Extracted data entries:
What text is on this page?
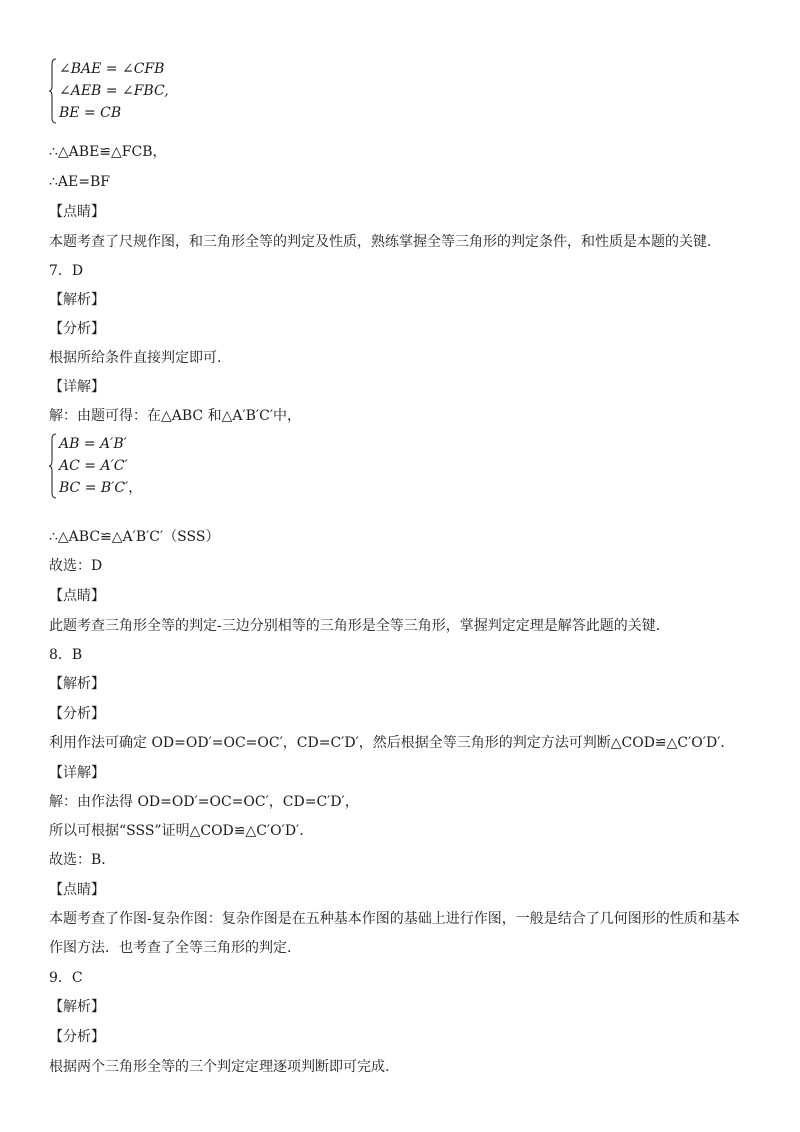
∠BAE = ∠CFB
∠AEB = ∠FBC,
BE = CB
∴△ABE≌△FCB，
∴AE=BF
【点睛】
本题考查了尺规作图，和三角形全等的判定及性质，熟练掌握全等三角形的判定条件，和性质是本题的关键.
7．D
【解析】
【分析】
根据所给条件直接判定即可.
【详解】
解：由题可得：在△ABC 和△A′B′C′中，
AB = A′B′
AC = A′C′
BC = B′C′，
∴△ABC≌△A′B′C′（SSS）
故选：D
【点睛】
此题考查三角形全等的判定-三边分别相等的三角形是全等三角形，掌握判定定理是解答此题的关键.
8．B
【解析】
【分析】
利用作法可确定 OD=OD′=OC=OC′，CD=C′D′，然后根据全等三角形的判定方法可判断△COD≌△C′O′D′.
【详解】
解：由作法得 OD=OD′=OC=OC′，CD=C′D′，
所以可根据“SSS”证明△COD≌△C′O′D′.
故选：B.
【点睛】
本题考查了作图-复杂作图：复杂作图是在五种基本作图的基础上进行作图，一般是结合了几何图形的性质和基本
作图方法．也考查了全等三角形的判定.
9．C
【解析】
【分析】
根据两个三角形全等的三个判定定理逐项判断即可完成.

==

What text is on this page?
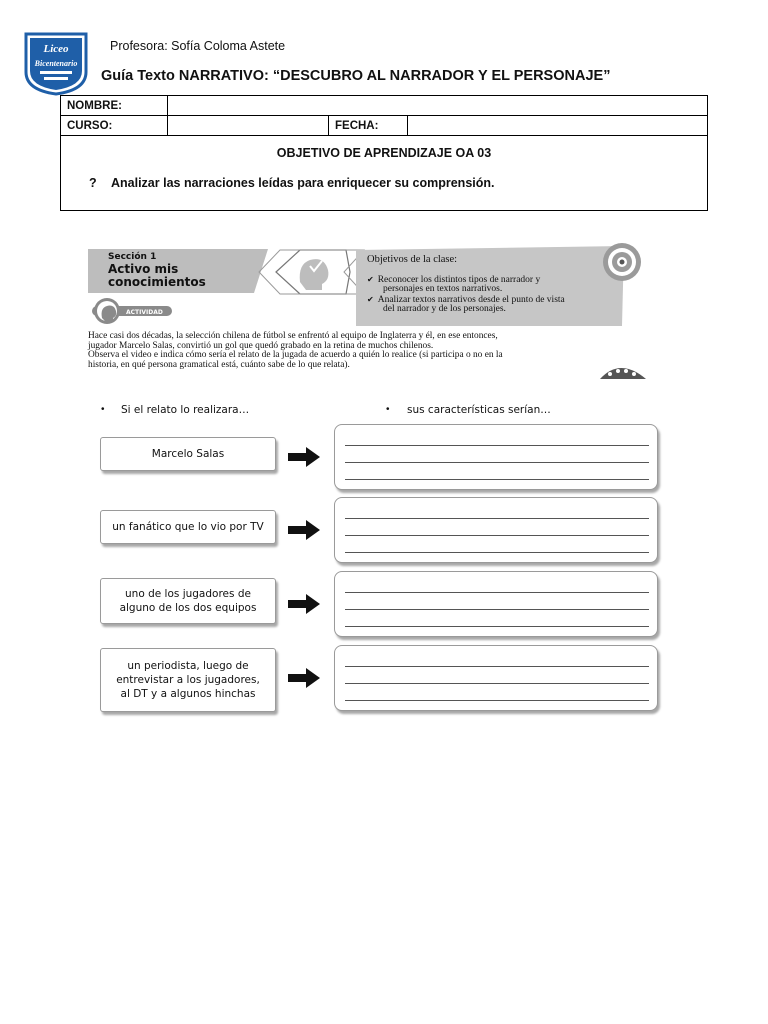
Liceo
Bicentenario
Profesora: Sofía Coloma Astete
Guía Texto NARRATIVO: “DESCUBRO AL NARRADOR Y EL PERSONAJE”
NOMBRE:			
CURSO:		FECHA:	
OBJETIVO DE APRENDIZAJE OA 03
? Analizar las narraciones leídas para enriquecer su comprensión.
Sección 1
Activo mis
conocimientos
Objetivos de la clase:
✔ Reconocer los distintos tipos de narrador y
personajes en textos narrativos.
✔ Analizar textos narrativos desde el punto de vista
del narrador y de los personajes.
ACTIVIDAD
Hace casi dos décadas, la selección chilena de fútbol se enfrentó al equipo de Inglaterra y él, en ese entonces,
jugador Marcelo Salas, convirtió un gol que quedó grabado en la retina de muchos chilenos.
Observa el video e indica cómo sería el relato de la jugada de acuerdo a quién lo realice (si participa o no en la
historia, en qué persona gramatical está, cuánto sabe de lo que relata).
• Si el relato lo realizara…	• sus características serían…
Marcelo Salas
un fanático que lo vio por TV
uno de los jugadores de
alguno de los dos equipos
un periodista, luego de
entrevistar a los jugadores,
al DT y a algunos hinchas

→ WHAT IS REQUIRED:
Scan the records above for the string "relato", then select every line that holds it.

→ TASK SOLUTION:
Observa el video e indica cómo sería el relato de la jugada de acuerdo a quién lo realice (si participa o no en la
• Si el relato lo realizara…	• sus características serían…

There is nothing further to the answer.